_Material to process_
□ □ □ □ □
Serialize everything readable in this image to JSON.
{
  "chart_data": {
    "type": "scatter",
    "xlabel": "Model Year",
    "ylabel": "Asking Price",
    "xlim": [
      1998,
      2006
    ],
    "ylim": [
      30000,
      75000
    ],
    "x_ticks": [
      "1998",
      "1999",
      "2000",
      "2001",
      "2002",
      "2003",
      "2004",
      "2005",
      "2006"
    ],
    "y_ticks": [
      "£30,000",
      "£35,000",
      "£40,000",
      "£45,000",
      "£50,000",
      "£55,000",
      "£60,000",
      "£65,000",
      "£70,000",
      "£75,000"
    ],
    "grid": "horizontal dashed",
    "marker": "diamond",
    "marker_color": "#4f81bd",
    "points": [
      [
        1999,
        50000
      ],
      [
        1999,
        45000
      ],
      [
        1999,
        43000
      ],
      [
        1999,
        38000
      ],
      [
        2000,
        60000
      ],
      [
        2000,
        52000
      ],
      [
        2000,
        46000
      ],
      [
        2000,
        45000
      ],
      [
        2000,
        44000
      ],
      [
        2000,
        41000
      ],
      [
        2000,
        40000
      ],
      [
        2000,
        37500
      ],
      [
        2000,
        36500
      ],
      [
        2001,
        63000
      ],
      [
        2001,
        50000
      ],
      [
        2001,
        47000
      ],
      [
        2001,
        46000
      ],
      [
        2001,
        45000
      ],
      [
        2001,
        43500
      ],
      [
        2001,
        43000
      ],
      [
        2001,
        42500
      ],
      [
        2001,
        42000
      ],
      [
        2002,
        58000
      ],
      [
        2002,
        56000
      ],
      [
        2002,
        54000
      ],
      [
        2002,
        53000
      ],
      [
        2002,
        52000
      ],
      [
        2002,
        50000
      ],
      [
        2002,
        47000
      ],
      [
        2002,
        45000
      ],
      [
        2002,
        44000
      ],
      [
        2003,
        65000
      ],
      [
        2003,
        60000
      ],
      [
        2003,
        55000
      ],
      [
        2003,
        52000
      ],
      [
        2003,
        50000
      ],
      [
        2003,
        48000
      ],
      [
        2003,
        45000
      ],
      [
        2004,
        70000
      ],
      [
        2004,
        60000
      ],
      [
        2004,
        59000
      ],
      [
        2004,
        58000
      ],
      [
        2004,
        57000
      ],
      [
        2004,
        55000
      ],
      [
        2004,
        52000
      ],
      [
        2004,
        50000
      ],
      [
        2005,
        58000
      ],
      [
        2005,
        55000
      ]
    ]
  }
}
□ □ □ □ □
_Work to be completed_
Write out the records shown above, exactly as they appear.

_Reply_
Serialize everything readable in this image to JSON.
{
  "chart_data": {
    "type": "scatter",
    "xlabel": "Model Year",
    "ylabel": "Asking Price",
    "xlim": [
      1998,
      2006
    ],
    "ylim": [
      30000,
      75000
    ],
    "x_ticks": [
      "1998",
      "1999",
      "2000",
      "2001",
      "2002",
      "2003",
      "2004",
      "2005",
      "2006"
    ],
    "y_ticks": [
      "£30,000",
      "£35,000",
      "£40,000",
      "£45,000",
      "£50,000",
      "£55,000",
      "£60,000",
      "£65,000",
      "£70,000",
      "£75,000"
    ],
    "grid": "horizontal dashed",
    "marker": "diamond",
    "marker_color": "#4f81bd",
    "points": [
      [
        1999,
        50000
      ],
      [
        1999,
        45000
      ],
      [
        1999,
        43000
      ],
      [
        1999,
        38000
      ],
      [
        2000,
        60000
      ],
      [
        2000,
        52000
      ],
      [
        2000,
        46000
      ],
      [
        2000,
        45000
      ],
      [
        2000,
        44000
      ],
      [
        2000,
        41000
      ],
      [
        2000,
        40000
      ],
      [
        2000,
        37500
      ],
      [
        2000,
        36500
      ],
      [
        2001,
        63000
      ],
      [
        2001,
        50000
      ],
      [
        2001,
        47000
      ],
      [
        2001,
        46000
      ],
      [
        2001,
        45000
      ],
      [
        2001,
        43500
      ],
      [
        2001,
        43000
      ],
      [
        2001,
        42500
      ],
      [
        2001,
        42000
      ],
      [
        2002,
        58000
      ],
      [
        2002,
        56000
      ],
      [
        2002,
        54000
      ],
      [
        2002,
        53000
      ],
      [
        2002,
        52000
      ],
      [
        2002,
        50000
      ],
      [
        2002,
        47000
      ],
      [
        2002,
        45000
      ],
      [
        2002,
        44000
      ],
      [
        2003,
        65000
      ],
      [
        2003,
        60000
      ],
      [
        2003,
        55000
      ],
      [
        2003,
        52000
      ],
      [
        2003,
        50000
      ],
      [
        2003,
        48000
      ],
      [
        2003,
        45000
      ],
      [
        2004,
        70000
      ],
      [
        2004,
        60000
      ],
      [
        2004,
        59000
      ],
      [
        2004,
        58000
      ],
      [
        2004,
        57000
      ],
      [
        2004,
        55000
      ],
      [
        2004,
        52000
      ],
      [
        2004,
        50000
      ],
      [
        2005,
        58000
      ],
      [
        2005,
        55000
      ]
    ]
  }
}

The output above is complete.